_Work instructions_
Consider the data that follows and state how many lines contain the string "можно", using the number alone.

*-*-*

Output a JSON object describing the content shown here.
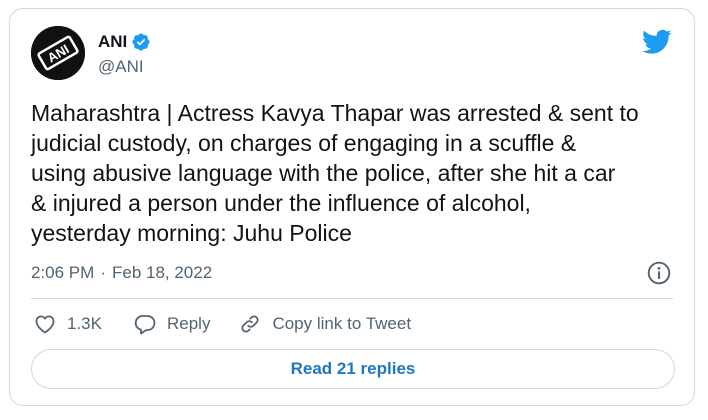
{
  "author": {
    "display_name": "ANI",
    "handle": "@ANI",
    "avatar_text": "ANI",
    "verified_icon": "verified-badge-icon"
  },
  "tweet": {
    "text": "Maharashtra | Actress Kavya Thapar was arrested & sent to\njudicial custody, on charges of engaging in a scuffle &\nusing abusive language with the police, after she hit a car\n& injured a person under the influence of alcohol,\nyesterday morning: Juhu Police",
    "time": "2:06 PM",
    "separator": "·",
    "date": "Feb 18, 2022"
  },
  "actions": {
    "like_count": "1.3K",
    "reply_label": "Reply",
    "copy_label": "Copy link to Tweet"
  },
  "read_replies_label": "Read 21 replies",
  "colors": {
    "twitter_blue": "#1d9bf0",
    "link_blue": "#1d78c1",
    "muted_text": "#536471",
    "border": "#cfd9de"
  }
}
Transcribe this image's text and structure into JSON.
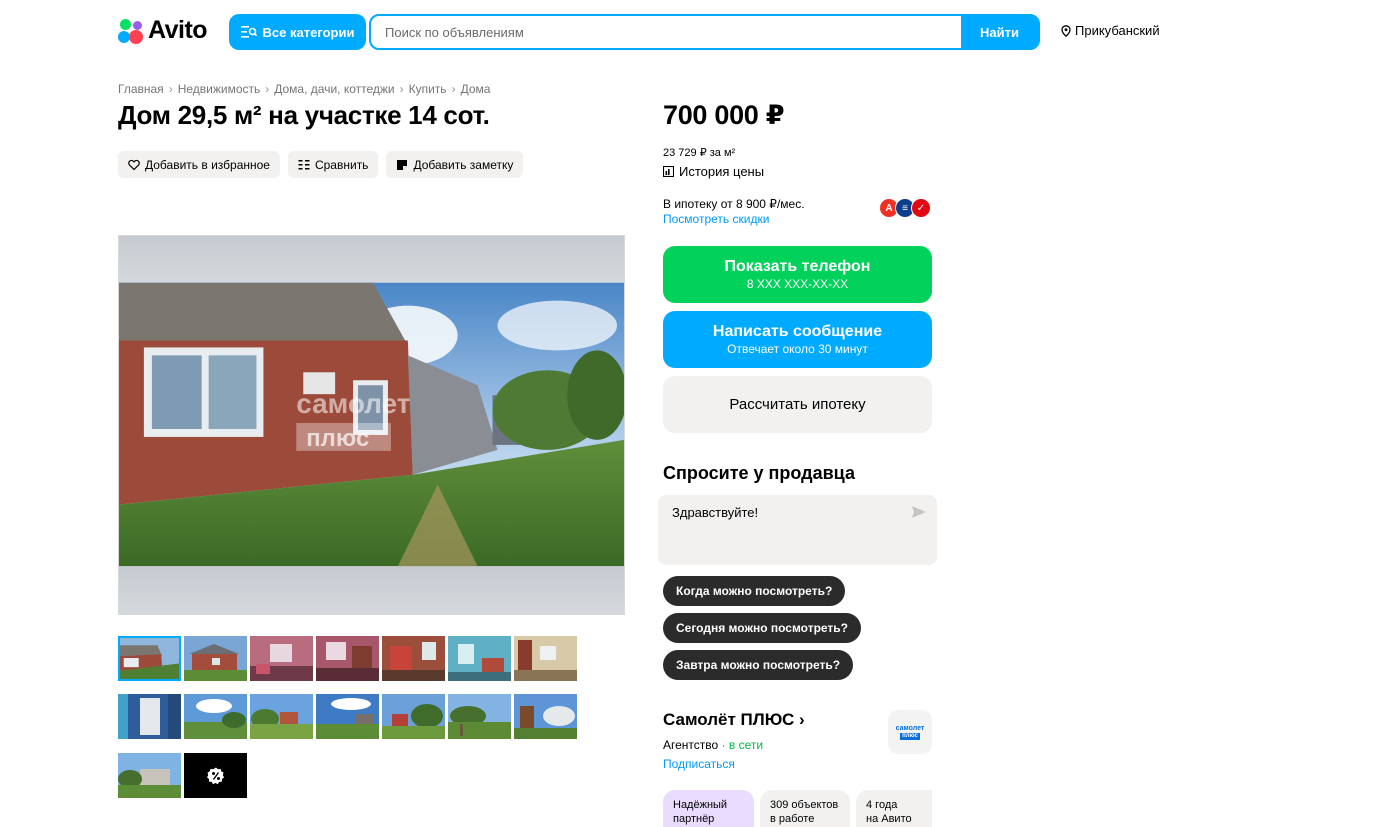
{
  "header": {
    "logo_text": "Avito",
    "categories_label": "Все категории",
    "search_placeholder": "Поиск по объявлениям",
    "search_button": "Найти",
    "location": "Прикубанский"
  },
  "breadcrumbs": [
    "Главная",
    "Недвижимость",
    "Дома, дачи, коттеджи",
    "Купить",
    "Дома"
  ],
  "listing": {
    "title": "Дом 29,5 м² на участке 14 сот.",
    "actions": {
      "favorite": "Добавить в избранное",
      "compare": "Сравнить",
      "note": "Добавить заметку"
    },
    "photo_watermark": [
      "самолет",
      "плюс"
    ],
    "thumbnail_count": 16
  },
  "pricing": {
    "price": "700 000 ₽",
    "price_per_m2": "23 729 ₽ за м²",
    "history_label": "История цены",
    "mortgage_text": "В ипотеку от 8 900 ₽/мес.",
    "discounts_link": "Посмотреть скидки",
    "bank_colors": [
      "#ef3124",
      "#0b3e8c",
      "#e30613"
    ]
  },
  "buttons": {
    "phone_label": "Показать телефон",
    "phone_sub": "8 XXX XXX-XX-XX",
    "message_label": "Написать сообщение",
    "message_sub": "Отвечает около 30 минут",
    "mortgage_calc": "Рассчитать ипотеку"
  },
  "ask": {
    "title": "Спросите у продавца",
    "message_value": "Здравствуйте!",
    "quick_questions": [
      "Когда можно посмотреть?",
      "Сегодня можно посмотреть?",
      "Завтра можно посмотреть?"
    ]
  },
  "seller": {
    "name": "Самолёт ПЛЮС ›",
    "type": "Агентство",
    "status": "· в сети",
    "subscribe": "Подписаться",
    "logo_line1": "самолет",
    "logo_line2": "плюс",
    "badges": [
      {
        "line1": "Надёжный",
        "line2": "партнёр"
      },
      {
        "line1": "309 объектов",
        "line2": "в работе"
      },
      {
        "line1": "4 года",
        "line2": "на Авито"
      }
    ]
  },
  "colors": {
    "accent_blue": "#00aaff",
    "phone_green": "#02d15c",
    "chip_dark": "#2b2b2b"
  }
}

*-*-*

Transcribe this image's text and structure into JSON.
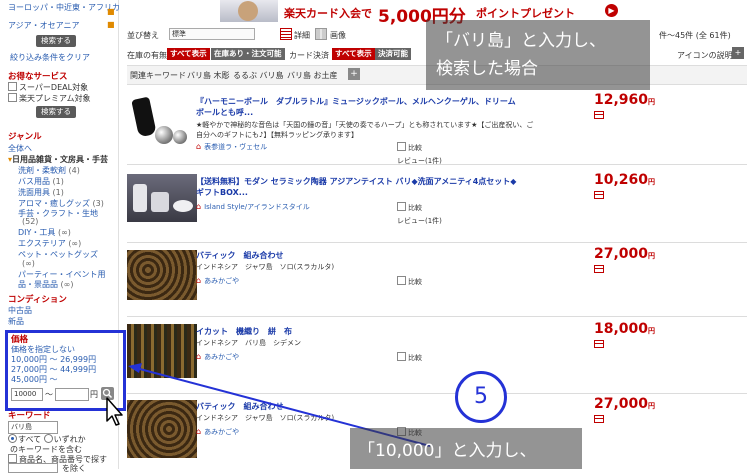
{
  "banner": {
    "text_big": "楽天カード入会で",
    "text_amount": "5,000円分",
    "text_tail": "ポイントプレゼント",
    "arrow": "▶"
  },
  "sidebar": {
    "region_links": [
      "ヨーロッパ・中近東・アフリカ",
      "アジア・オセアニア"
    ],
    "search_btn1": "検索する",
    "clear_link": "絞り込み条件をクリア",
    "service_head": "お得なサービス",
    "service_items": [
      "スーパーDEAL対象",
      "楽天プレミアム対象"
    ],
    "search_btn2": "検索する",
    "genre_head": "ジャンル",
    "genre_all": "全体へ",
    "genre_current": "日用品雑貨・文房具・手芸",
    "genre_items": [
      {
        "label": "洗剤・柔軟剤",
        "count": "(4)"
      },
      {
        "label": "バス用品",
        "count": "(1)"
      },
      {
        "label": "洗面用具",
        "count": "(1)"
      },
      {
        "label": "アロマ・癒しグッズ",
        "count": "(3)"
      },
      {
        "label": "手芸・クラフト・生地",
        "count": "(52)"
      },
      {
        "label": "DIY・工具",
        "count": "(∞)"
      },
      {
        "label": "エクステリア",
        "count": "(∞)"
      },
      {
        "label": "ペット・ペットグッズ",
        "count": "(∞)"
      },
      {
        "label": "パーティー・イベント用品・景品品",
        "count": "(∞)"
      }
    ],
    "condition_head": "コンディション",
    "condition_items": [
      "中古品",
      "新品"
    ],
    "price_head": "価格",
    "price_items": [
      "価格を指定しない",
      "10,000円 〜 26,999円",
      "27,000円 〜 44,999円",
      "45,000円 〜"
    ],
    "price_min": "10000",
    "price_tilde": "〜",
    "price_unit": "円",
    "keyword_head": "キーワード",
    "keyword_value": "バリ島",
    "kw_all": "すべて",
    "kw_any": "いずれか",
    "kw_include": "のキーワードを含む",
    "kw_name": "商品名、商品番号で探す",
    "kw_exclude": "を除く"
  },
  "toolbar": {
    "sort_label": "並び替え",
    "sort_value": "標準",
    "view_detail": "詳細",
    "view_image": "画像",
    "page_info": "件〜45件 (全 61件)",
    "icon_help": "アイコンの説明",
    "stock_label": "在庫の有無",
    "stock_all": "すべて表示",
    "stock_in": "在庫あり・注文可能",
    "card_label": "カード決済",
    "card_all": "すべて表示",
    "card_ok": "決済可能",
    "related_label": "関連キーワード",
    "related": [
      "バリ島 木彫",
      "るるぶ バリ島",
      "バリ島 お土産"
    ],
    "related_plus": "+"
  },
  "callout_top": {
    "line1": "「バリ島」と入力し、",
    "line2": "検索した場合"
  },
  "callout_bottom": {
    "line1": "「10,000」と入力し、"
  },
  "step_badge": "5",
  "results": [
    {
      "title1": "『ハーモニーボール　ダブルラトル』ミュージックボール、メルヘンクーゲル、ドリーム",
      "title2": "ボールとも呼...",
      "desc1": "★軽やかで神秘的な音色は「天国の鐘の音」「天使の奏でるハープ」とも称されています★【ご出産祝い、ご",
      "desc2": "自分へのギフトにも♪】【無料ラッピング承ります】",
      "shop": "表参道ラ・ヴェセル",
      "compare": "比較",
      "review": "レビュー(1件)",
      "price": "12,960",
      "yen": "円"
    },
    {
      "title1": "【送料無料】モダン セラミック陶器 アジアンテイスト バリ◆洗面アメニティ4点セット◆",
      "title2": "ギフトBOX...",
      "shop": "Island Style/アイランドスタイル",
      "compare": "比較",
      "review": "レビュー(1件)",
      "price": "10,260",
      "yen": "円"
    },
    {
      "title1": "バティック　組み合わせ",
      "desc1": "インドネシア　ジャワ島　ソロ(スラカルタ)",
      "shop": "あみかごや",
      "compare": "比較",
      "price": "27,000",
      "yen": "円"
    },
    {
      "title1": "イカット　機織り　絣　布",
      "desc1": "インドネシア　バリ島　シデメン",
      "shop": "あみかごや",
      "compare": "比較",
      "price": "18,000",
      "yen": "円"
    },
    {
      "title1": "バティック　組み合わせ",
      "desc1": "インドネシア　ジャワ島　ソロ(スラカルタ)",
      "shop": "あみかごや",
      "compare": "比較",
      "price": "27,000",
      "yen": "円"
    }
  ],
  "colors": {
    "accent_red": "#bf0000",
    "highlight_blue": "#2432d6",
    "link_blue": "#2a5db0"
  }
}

*-*-*

_Written answer_
3